**WORK TO COMPLETE**
Transcribe the entries that follow, word for word.

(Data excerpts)
**********

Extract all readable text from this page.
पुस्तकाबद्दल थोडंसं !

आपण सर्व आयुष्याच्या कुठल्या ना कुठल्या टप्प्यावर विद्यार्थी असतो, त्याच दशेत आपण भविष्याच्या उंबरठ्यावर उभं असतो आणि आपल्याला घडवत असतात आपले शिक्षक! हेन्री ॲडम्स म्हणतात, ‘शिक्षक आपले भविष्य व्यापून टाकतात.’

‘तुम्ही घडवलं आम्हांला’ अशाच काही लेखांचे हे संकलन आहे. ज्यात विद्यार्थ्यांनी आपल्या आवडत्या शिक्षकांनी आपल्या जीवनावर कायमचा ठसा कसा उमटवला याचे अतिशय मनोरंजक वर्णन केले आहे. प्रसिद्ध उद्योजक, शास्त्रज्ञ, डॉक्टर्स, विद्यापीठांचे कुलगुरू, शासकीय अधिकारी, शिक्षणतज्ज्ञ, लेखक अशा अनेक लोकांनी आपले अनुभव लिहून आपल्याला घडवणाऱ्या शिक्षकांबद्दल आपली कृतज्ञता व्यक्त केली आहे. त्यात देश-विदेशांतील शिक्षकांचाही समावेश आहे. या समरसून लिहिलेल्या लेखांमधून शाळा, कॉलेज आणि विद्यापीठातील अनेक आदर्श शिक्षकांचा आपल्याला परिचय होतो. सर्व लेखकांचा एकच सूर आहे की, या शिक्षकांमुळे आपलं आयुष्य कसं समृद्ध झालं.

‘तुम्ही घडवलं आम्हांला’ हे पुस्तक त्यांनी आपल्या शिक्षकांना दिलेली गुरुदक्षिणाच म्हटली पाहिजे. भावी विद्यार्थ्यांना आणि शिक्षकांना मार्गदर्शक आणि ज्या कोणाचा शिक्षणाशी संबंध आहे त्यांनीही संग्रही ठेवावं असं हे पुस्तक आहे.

**********

**IN RESPONSE**
Extract all readable text from this page.
पुस्तकाबद्दल थोडंसं !

आपण सर्व आयुष्याच्या कुठल्या ना कुठल्या टप्प्यावर विद्यार्थी असतो, त्याच दशेत आपण भविष्याच्या उंबरठ्यावर उभं असतो आणि आपल्याला घडवत असतात आपले शिक्षक! हेन्री ॲडम्स म्हणतात, ‘शिक्षक आपले भविष्य व्यापून टाकतात.’

‘तुम्ही घडवलं आम्हांला’ अशाच काही लेखांचे हे संकलन आहे. ज्यात विद्यार्थ्यांनी आपल्या आवडत्या शिक्षकांनी आपल्या जीवनावर कायमचा ठसा कसा उमटवला याचे अतिशय मनोरंजक वर्णन केले आहे. प्रसिद्ध उद्योजक, शास्त्रज्ञ, डॉक्टर्स, विद्यापीठांचे कुलगुरू, शासकीय अधिकारी, शिक्षणतज्ज्ञ, लेखक अशा अनेक लोकांनी आपले अनुभव लिहून आपल्याला घडवणाऱ्या शिक्षकांबद्दल आपली कृतज्ञता व्यक्त केली आहे. त्यात देश-विदेशांतील शिक्षकांचाही समावेश आहे. या समरसून लिहिलेल्या लेखांमधून शाळा, कॉलेज आणि विद्यापीठातील अनेक आदर्श शिक्षकांचा आपल्याला परिचय होतो. सर्व लेखकांचा एकच सूर आहे की, या शिक्षकांमुळे आपलं आयुष्य कसं समृद्ध झालं.

‘तुम्ही घडवलं आम्हांला’ हे पुस्तक त्यांनी आपल्या शिक्षकांना दिलेली गुरुदक्षिणाच म्हटली पाहिजे. भावी विद्यार्थ्यांना आणि शिक्षकांना मार्गदर्शक आणि ज्या कोणाचा शिक्षणाशी संबंध आहे त्यांनीही संग्रही ठेवावं असं हे पुस्तक आहे.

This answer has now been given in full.